[Entries taken from a collection]
==*==

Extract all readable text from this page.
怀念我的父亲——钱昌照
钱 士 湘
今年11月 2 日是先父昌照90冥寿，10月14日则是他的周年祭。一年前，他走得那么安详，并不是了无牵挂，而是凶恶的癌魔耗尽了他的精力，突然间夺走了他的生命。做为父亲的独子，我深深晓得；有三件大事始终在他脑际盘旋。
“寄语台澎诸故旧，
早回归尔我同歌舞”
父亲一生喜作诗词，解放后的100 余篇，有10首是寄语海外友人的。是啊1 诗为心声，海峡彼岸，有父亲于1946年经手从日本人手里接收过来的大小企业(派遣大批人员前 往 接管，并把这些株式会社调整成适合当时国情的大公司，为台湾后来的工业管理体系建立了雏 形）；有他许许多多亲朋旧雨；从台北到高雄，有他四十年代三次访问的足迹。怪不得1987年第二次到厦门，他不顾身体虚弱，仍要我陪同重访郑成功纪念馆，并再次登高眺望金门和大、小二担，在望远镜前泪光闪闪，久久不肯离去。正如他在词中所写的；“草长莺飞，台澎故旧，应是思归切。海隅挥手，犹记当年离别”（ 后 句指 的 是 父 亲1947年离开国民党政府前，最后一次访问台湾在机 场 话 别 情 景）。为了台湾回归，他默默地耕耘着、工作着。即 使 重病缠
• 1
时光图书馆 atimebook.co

==*==

:: GIVEN INSTRUCTION ::
Copy out all of the lines above exactly.

:: RESPONSE FOR THIS EXERCISE ::
Extract all readable text from this page.
怀念我的父亲——钱昌照
钱 士 湘
今年11月 2 日是先父昌照90冥寿，10月14日则是他的周年祭。一年前，他走得那么安详，并不是了无牵挂，而是凶恶的癌魔耗尽了他的精力，突然间夺走了他的生命。做为父亲的独子，我深深晓得；有三件大事始终在他脑际盘旋。
“寄语台澎诸故旧，
早回归尔我同歌舞”
父亲一生喜作诗词，解放后的100 余篇，有10首是寄语海外友人的。是啊1 诗为心声，海峡彼岸，有父亲于1946年经手从日本人手里接收过来的大小企业(派遣大批人员前 往 接管，并把这些株式会社调整成适合当时国情的大公司，为台湾后来的工业管理体系建立了雏 形）；有他许许多多亲朋旧雨；从台北到高雄，有他四十年代三次访问的足迹。怪不得1987年第二次到厦门，他不顾身体虚弱，仍要我陪同重访郑成功纪念馆，并再次登高眺望金门和大、小二担，在望远镜前泪光闪闪，久久不肯离去。正如他在词中所写的；“草长莺飞，台澎故旧，应是思归切。海隅挥手，犹记当年离别”（ 后 句指 的 是 父 亲1947年离开国民党政府前，最后一次访问台湾在机 场 话 别 情 景）。为了台湾回归，他默默地耕耘着、工作着。即 使 重病缠
• 1
时光图书馆 atimebook.co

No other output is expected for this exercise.